* _SHORT TASK_: Give the records back in full, exactly as they read.

* _DATASET RECORDS_:
*-*-*

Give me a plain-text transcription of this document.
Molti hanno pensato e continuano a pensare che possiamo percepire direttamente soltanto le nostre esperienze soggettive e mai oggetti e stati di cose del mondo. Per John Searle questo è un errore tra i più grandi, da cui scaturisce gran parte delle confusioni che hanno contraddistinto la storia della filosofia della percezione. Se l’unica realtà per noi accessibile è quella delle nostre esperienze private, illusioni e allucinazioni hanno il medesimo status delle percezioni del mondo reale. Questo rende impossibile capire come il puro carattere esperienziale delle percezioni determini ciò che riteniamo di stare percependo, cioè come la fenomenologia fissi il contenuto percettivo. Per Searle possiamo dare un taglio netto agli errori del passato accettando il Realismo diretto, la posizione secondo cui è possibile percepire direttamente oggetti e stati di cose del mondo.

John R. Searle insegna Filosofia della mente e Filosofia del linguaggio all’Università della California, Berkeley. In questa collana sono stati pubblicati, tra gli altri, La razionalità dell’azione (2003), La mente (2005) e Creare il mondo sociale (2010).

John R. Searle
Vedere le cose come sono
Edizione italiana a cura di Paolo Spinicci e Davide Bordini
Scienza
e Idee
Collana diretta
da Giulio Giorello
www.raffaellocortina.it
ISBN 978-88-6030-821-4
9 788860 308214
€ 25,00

*-*-*

* _OUTPUT_:
Give me a plain-text transcription of this document.
Molti hanno pensato e continuano a pensare che possiamo percepire direttamente soltanto le nostre esperienze soggettive e mai oggetti e stati di cose del mondo. Per John Searle questo è un errore tra i più grandi, da cui scaturisce gran parte delle confusioni che hanno contraddistinto la storia della filosofia della percezione. Se l’unica realtà per noi accessibile è quella delle nostre esperienze private, illusioni e allucinazioni hanno il medesimo status delle percezioni del mondo reale. Questo rende impossibile capire come il puro carattere esperienziale delle percezioni determini ciò che riteniamo di stare percependo, cioè come la fenomenologia fissi il contenuto percettivo. Per Searle possiamo dare un taglio netto agli errori del passato accettando il Realismo diretto, la posizione secondo cui è possibile percepire direttamente oggetti e stati di cose del mondo.

John R. Searle insegna Filosofia della mente e Filosofia del linguaggio all’Università della California, Berkeley. In questa collana sono stati pubblicati, tra gli altri, La razionalità dell’azione (2003), La mente (2005) e Creare il mondo sociale (2010).

John R. Searle
Vedere le cose come sono
Edizione italiana a cura di Paolo Spinicci e Davide Bordini
Scienza
e Idee
Collana diretta
da Giulio Giorello
www.raffaellocortina.it
ISBN 978-88-6030-821-4
9 788860 308214
€ 25,00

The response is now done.